- The problem: Repeat the lines below exactly as they appear, but leave out the images.

- Raw records:

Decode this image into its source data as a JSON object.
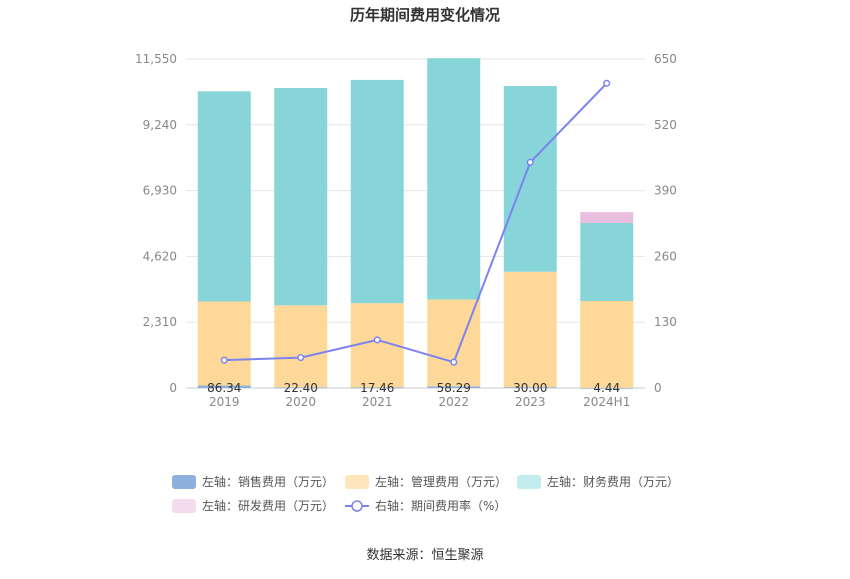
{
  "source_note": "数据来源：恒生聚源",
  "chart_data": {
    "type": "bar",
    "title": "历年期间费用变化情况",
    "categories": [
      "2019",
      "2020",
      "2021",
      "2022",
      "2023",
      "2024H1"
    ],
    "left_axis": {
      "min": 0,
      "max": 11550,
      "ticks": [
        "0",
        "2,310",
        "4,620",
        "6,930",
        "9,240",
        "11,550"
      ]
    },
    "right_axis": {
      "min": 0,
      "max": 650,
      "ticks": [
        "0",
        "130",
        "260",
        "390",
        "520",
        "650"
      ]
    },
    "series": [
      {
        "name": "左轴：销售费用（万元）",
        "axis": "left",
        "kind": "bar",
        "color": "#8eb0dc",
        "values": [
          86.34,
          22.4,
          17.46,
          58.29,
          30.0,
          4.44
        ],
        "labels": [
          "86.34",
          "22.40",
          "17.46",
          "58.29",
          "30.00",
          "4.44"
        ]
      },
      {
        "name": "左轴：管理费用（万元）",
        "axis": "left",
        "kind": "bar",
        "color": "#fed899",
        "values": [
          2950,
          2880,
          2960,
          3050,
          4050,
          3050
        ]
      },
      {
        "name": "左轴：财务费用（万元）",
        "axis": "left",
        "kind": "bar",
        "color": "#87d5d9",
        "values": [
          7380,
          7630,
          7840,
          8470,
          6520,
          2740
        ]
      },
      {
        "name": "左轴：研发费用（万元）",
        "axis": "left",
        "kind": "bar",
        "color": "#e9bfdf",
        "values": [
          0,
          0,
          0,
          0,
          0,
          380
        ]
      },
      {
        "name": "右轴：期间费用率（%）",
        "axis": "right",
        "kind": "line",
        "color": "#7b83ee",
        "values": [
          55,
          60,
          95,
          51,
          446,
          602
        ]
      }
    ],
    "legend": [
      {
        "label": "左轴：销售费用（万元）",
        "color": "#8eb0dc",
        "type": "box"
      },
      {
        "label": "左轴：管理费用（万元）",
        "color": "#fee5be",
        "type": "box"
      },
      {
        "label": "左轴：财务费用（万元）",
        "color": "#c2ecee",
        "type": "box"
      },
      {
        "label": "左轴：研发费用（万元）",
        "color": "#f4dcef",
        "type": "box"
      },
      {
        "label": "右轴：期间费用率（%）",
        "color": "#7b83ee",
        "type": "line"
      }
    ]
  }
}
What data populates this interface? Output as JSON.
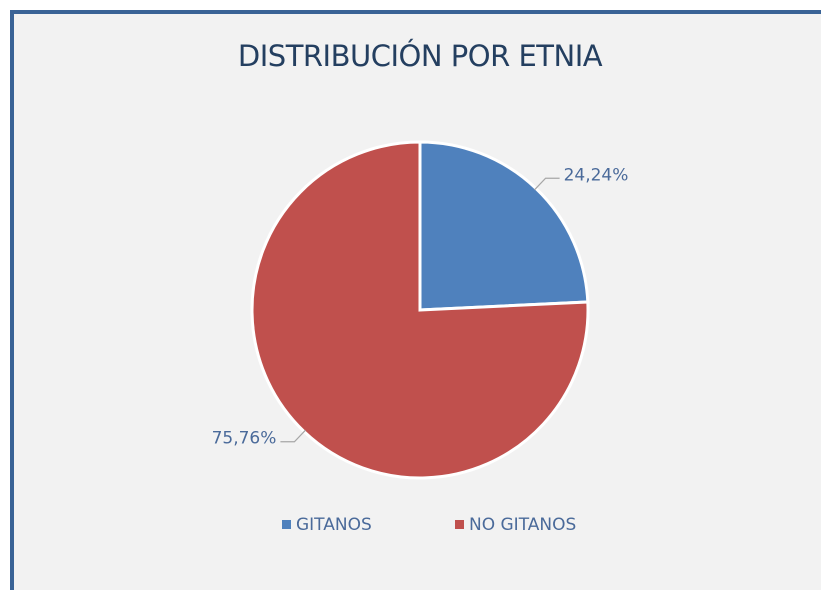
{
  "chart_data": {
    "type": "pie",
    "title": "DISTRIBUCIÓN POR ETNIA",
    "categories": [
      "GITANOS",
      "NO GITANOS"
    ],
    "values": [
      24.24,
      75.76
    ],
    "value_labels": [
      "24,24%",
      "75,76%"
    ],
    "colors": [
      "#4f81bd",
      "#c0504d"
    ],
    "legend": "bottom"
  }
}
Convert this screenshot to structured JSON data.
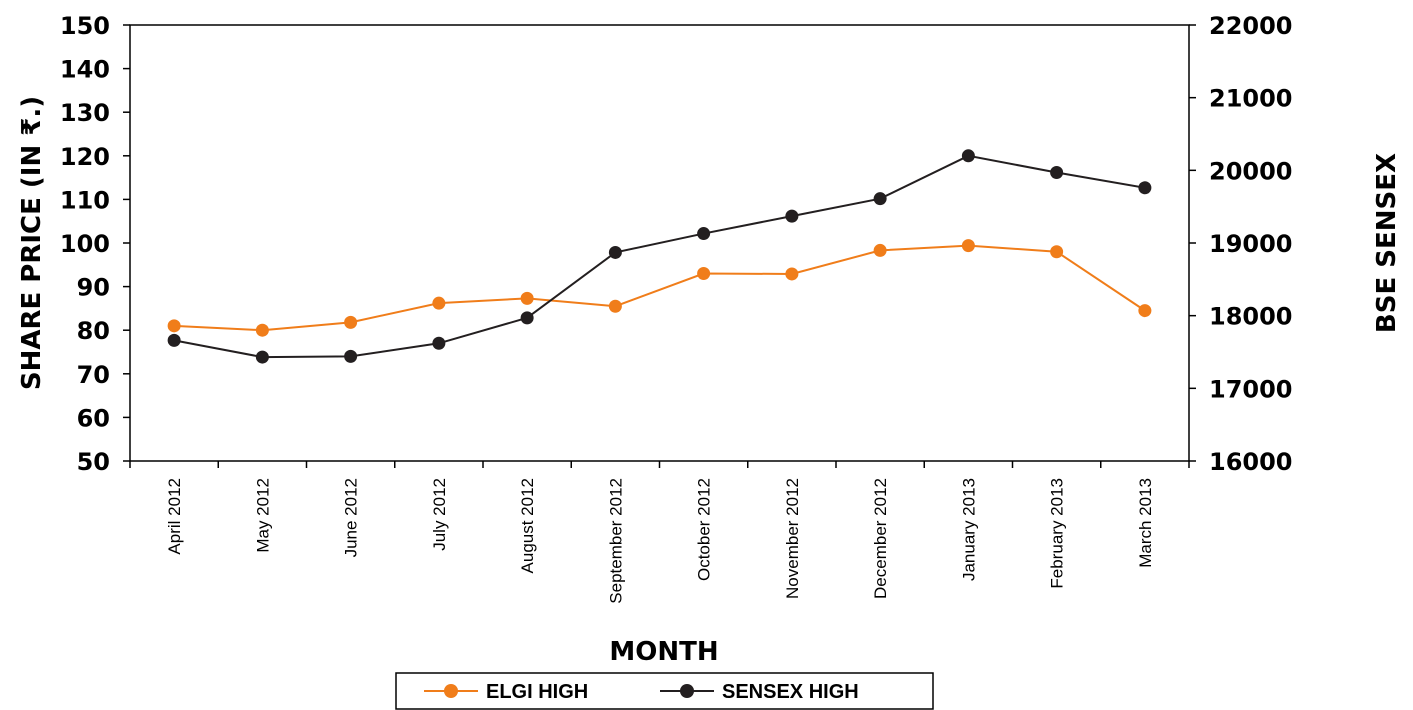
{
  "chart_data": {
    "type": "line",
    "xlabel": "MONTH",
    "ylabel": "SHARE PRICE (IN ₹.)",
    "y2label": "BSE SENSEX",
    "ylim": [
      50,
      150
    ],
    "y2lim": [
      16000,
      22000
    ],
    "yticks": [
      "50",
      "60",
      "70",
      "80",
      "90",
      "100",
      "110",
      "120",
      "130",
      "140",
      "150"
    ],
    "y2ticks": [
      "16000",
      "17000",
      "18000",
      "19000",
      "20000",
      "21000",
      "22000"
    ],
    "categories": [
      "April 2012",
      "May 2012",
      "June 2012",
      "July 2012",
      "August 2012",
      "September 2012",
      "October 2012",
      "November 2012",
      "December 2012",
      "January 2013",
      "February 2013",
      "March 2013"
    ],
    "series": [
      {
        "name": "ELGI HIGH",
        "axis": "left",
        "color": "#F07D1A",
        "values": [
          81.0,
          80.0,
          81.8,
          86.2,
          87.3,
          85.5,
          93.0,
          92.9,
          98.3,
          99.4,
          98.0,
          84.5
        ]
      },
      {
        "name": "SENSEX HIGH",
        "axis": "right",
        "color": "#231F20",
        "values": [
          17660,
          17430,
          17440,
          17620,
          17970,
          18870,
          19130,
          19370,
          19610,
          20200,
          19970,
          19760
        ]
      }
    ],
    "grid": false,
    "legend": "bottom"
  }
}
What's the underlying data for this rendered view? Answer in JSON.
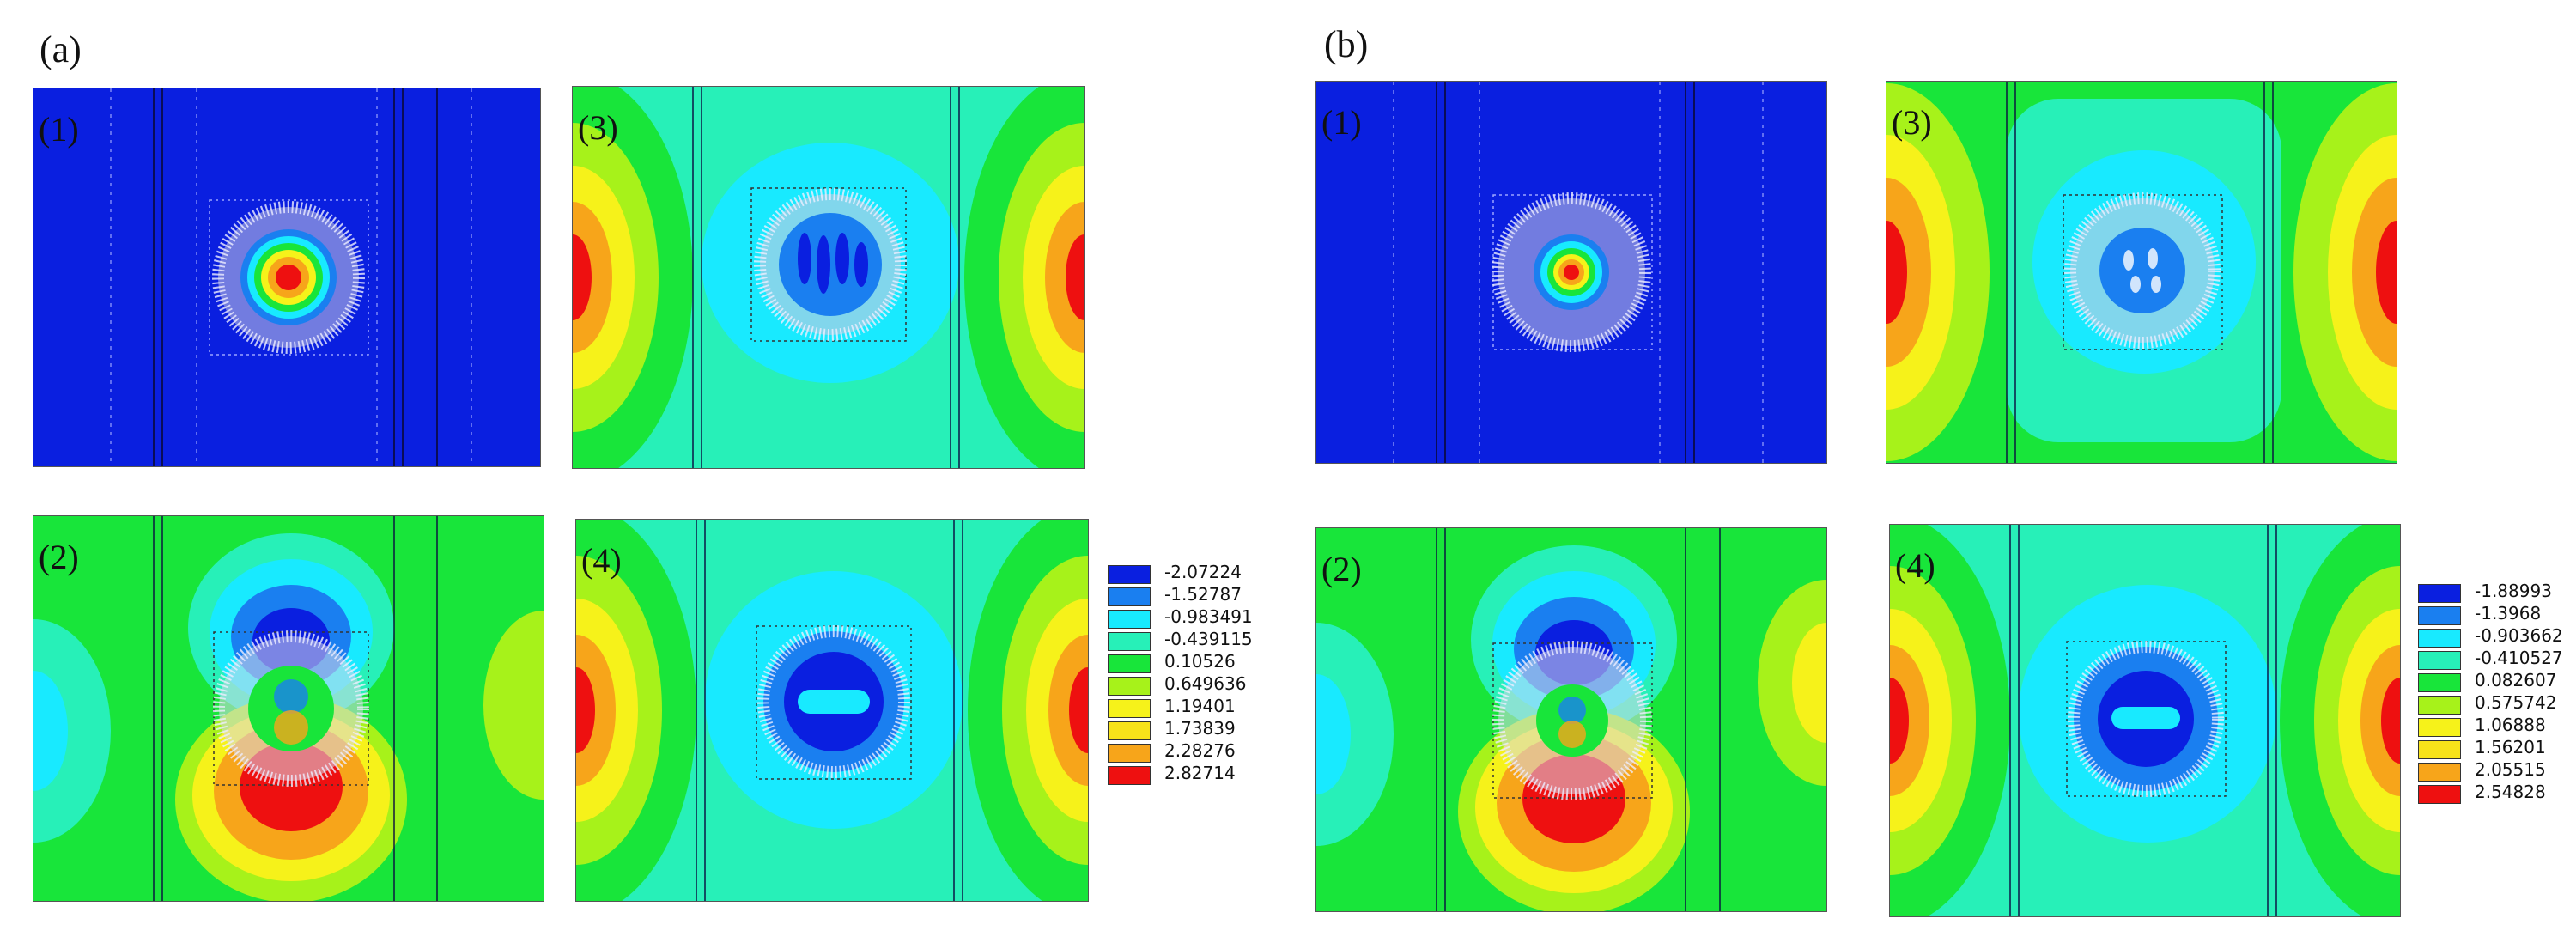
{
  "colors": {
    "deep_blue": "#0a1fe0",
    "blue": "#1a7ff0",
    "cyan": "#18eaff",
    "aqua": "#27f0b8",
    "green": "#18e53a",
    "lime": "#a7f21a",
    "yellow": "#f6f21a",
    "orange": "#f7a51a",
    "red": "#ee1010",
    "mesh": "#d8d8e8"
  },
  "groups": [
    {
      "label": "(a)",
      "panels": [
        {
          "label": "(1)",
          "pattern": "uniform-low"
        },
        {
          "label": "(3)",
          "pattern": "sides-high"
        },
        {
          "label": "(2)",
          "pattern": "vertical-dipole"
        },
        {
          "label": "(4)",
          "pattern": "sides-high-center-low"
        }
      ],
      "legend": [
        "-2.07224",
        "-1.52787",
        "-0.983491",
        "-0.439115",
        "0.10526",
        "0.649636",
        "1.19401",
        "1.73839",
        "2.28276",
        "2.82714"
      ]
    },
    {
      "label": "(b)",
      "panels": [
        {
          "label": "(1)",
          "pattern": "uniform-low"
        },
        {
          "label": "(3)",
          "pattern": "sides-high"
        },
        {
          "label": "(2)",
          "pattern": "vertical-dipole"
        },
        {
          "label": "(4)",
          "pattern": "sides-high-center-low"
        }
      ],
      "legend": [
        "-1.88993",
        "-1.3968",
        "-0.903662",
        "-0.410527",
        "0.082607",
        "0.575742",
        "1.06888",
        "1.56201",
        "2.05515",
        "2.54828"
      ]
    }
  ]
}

- Exercise answer:
Decode this image into its source data as a JSON object.
{
  "source_note": "数据来源：恒生聚源",
  "chart_data": {
    "type": "bar",
    "title": "历年期间费用变化情况",
    "categories": [
      "2019",
      "2020",
      "2021",
      "2022",
      "2023",
      "2024H1"
    ],
    "left_axis": {
      "min": 0,
      "max": 11550,
      "ticks": [
        "0",
        "2,310",
        "4,620",
        "6,930",
        "9,240",
        "11,550"
      ]
    },
    "right_axis": {
      "min": 0,
      "max": 650,
      "ticks": [
        "0",
        "130",
        "260",
        "390",
        "520",
        "650"
      ]
    },
    "series": [
      {
        "name": "左轴：销售费用（万元）",
        "axis": "left",
        "kind": "bar",
        "color": "#8eb0dc",
        "values": [
          86.34,
          22.4,
          17.46,
          58.29,
          30.0,
          4.44
        ],
        "labels": [
          "86.34",
          "22.40",
          "17.46",
          "58.29",
          "30.00",
          "4.44"
        ]
      },
      {
        "name": "左轴：管理费用（万元）",
        "axis": "left",
        "kind": "bar",
        "color": "#fed899",
        "values": [
          2950,
          2880,
          2960,
          3050,
          4050,
          3050
        ]
      },
      {
        "name": "左轴：财务费用（万元）",
        "axis": "left",
        "kind": "bar",
        "color": "#87d5d9",
        "values": [
          7380,
          7630,
          7840,
          8470,
          6520,
          2740
        ]
      },
      {
        "name": "左轴：研发费用（万元）",
        "axis": "left",
        "kind": "bar",
        "color": "#e9bfdf",
        "values": [
          0,
          0,
          0,
          0,
          0,
          380
        ]
      },
      {
        "name": "右轴：期间费用率（%）",
        "axis": "right",
        "kind": "line",
        "color": "#7b83ee",
        "values": [
          55,
          60,
          95,
          51,
          446,
          602
        ]
      }
    ],
    "legend": [
      {
        "label": "左轴：销售费用（万元）",
        "color": "#8eb0dc",
        "type": "box"
      },
      {
        "label": "左轴：管理费用（万元）",
        "color": "#fee5be",
        "type": "box"
      },
      {
        "label": "左轴：财务费用（万元）",
        "color": "#c2ecee",
        "type": "box"
      },
      {
        "label": "左轴：研发费用（万元）",
        "color": "#f4dcef",
        "type": "box"
      },
      {
        "label": "右轴：期间费用率（%）",
        "color": "#7b83ee",
        "type": "line"
      }
    ]
  }
}
What data populates this interface? Output as JSON.
{
  "chart_data": {
    "type": "pie",
    "title": "DISTRIBUCIÓN POR ETNIA",
    "categories": [
      "GITANOS",
      "NO GITANOS"
    ],
    "values": [
      24.24,
      75.76
    ],
    "value_labels": [
      "24,24%",
      "75,76%"
    ],
    "colors": [
      "#4f81bd",
      "#c0504d"
    ],
    "legend": "bottom"
  }
}
Convert this screenshot to structured JSON data.
{
  "chart_data": {
    "type": "line",
    "xlabel": "MONTH",
    "ylabel": "SHARE PRICE (IN ₹.)",
    "y2label": "BSE SENSEX",
    "ylim": [
      50,
      150
    ],
    "y2lim": [
      16000,
      22000
    ],
    "yticks": [
      "50",
      "60",
      "70",
      "80",
      "90",
      "100",
      "110",
      "120",
      "130",
      "140",
      "150"
    ],
    "y2ticks": [
      "16000",
      "17000",
      "18000",
      "19000",
      "20000",
      "21000",
      "22000"
    ],
    "categories": [
      "April 2012",
      "May 2012",
      "June 2012",
      "July 2012",
      "August 2012",
      "September 2012",
      "October 2012",
      "November 2012",
      "December 2012",
      "January 2013",
      "February 2013",
      "March 2013"
    ],
    "series": [
      {
        "name": "ELGI HIGH",
        "axis": "left",
        "color": "#F07D1A",
        "values": [
          81.0,
          80.0,
          81.8,
          86.2,
          87.3,
          85.5,
          93.0,
          92.9,
          98.3,
          99.4,
          98.0,
          84.5
        ]
      },
      {
        "name": "SENSEX HIGH",
        "axis": "right",
        "color": "#231F20",
        "values": [
          17660,
          17430,
          17440,
          17620,
          17970,
          18870,
          19130,
          19370,
          19610,
          20200,
          19970,
          19760
        ]
      }
    ],
    "grid": false,
    "legend": "bottom"
  }
}
What's the underlying data for this rendered view? Answer in JSON.
{
  "colors": {
    "deep_blue": "#0a1fe0",
    "blue": "#1a7ff0",
    "cyan": "#18eaff",
    "aqua": "#27f0b8",
    "green": "#18e53a",
    "lime": "#a7f21a",
    "yellow": "#f6f21a",
    "orange": "#f7a51a",
    "red": "#ee1010",
    "mesh": "#d8d8e8"
  },
  "groups": [
    {
      "label": "(a)",
      "panels": [
        {
          "label": "(1)",
          "pattern": "uniform-low"
        },
        {
          "label": "(3)",
          "pattern": "sides-high"
        },
        {
          "label": "(2)",
          "pattern": "vertical-dipole"
        },
        {
          "label": "(4)",
          "pattern": "sides-high-center-low"
        }
      ],
      "legend": [
        "-2.07224",
        "-1.52787",
        "-0.983491",
        "-0.439115",
        "0.10526",
        "0.649636",
        "1.19401",
        "1.73839",
        "2.28276",
        "2.82714"
      ]
    },
    {
      "label": "(b)",
      "panels": [
        {
          "label": "(1)",
          "pattern": "uniform-low"
        },
        {
          "label": "(3)",
          "pattern": "sides-high"
        },
        {
          "label": "(2)",
          "pattern": "vertical-dipole"
        },
        {
          "label": "(4)",
          "pattern": "sides-high-center-low"
        }
      ],
      "legend": [
        "-1.88993",
        "-1.3968",
        "-0.903662",
        "-0.410527",
        "0.082607",
        "0.575742",
        "1.06888",
        "1.56201",
        "2.05515",
        "2.54828"
      ]
    }
  ]
}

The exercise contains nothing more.